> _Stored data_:
++++++

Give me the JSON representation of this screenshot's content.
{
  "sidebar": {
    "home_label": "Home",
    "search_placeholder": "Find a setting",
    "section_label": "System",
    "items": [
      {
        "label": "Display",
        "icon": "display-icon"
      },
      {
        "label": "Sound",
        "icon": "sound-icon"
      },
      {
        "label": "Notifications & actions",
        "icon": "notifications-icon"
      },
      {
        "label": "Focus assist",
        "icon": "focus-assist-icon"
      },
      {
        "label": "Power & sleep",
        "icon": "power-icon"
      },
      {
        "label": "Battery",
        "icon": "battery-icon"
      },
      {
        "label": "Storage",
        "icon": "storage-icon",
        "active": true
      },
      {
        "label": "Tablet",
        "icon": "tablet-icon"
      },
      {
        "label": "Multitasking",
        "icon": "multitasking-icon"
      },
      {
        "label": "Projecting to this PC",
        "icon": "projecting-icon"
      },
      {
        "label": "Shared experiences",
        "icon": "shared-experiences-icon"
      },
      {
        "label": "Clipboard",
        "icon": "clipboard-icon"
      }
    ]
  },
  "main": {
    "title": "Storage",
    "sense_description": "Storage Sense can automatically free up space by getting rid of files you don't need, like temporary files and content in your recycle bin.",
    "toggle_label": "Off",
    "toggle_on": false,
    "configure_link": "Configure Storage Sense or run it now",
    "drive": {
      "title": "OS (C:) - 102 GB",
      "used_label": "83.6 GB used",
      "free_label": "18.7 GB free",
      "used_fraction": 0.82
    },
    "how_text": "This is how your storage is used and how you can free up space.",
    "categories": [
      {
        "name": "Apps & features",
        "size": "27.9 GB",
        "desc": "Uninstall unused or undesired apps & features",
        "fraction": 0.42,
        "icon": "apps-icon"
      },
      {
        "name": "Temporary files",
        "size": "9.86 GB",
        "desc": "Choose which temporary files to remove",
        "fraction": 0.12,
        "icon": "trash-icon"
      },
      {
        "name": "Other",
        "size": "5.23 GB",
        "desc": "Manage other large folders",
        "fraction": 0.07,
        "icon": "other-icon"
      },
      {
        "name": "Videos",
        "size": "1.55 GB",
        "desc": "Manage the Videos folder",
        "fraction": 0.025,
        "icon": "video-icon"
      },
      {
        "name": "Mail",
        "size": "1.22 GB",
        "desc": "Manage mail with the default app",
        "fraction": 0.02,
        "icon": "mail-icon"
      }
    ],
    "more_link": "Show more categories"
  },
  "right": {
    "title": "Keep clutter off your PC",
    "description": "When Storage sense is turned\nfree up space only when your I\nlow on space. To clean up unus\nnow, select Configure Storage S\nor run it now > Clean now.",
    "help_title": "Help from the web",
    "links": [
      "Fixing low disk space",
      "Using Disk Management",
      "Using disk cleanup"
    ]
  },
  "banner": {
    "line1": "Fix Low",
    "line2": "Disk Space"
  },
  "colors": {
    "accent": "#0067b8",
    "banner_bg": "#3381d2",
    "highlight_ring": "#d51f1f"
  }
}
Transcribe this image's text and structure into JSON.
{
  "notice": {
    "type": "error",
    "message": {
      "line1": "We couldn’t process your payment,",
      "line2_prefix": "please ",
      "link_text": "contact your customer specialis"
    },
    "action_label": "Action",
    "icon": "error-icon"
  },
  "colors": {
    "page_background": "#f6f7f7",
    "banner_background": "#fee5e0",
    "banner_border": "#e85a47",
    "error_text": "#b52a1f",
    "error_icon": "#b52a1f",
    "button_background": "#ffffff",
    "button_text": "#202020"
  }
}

++++++

> _Exercise_: Transcribe the data above in full, exactly.

> _Response to the task_:
Give me the JSON representation of this screenshot's content.
{
  "sidebar": {
    "home_label": "Home",
    "search_placeholder": "Find a setting",
    "section_label": "System",
    "items": [
      {
        "label": "Display",
        "icon": "display-icon"
      },
      {
        "label": "Sound",
        "icon": "sound-icon"
      },
      {
        "label": "Notifications & actions",
        "icon": "notifications-icon"
      },
      {
        "label": "Focus assist",
        "icon": "focus-assist-icon"
      },
      {
        "label": "Power & sleep",
        "icon": "power-icon"
      },
      {
        "label": "Battery",
        "icon": "battery-icon"
      },
      {
        "label": "Storage",
        "icon": "storage-icon",
        "active": true
      },
      {
        "label": "Tablet",
        "icon": "tablet-icon"
      },
      {
        "label": "Multitasking",
        "icon": "multitasking-icon"
      },
      {
        "label": "Projecting to this PC",
        "icon": "projecting-icon"
      },
      {
        "label": "Shared experiences",
        "icon": "shared-experiences-icon"
      },
      {
        "label": "Clipboard",
        "icon": "clipboard-icon"
      }
    ]
  },
  "main": {
    "title": "Storage",
    "sense_description": "Storage Sense can automatically free up space by getting rid of files you don't need, like temporary files and content in your recycle bin.",
    "toggle_label": "Off",
    "toggle_on": false,
    "configure_link": "Configure Storage Sense or run it now",
    "drive": {
      "title": "OS (C:) - 102 GB",
      "used_label": "83.6 GB used",
      "free_label": "18.7 GB free",
      "used_fraction": 0.82
    },
    "how_text": "This is how your storage is used and how you can free up space.",
    "categories": [
      {
        "name": "Apps & features",
        "size": "27.9 GB",
        "desc": "Uninstall unused or undesired apps & features",
        "fraction": 0.42,
        "icon": "apps-icon"
      },
      {
        "name": "Temporary files",
        "size": "9.86 GB",
        "desc": "Choose which temporary files to remove",
        "fraction": 0.12,
        "icon": "trash-icon"
      },
      {
        "name": "Other",
        "size": "5.23 GB",
        "desc": "Manage other large folders",
        "fraction": 0.07,
        "icon": "other-icon"
      },
      {
        "name": "Videos",
        "size": "1.55 GB",
        "desc": "Manage the Videos folder",
        "fraction": 0.025,
        "icon": "video-icon"
      },
      {
        "name": "Mail",
        "size": "1.22 GB",
        "desc": "Manage mail with the default app",
        "fraction": 0.02,
        "icon": "mail-icon"
      }
    ],
    "more_link": "Show more categories"
  },
  "right": {
    "title": "Keep clutter off your PC",
    "description": "When Storage sense is turned\nfree up space only when your I\nlow on space. To clean up unus\nnow, select Configure Storage S\nor run it now > Clean now.",
    "help_title": "Help from the web",
    "links": [
      "Fixing low disk space",
      "Using Disk Management",
      "Using disk cleanup"
    ]
  },
  "banner": {
    "line1": "Fix Low",
    "line2": "Disk Space"
  },
  "colors": {
    "accent": "#0067b8",
    "banner_bg": "#3381d2",
    "highlight_ring": "#d51f1f"
  }
}
Transcribe this image's text and structure into JSON.
{
  "notice": {
    "type": "error",
    "message": {
      "line1": "We couldn’t process your payment,",
      "line2_prefix": "please ",
      "link_text": "contact your customer specialis"
    },
    "action_label": "Action",
    "icon": "error-icon"
  },
  "colors": {
    "page_background": "#f6f7f7",
    "banner_background": "#fee5e0",
    "banner_border": "#e85a47",
    "error_text": "#b52a1f",
    "error_icon": "#b52a1f",
    "button_background": "#ffffff",
    "button_text": "#202020"
  }
}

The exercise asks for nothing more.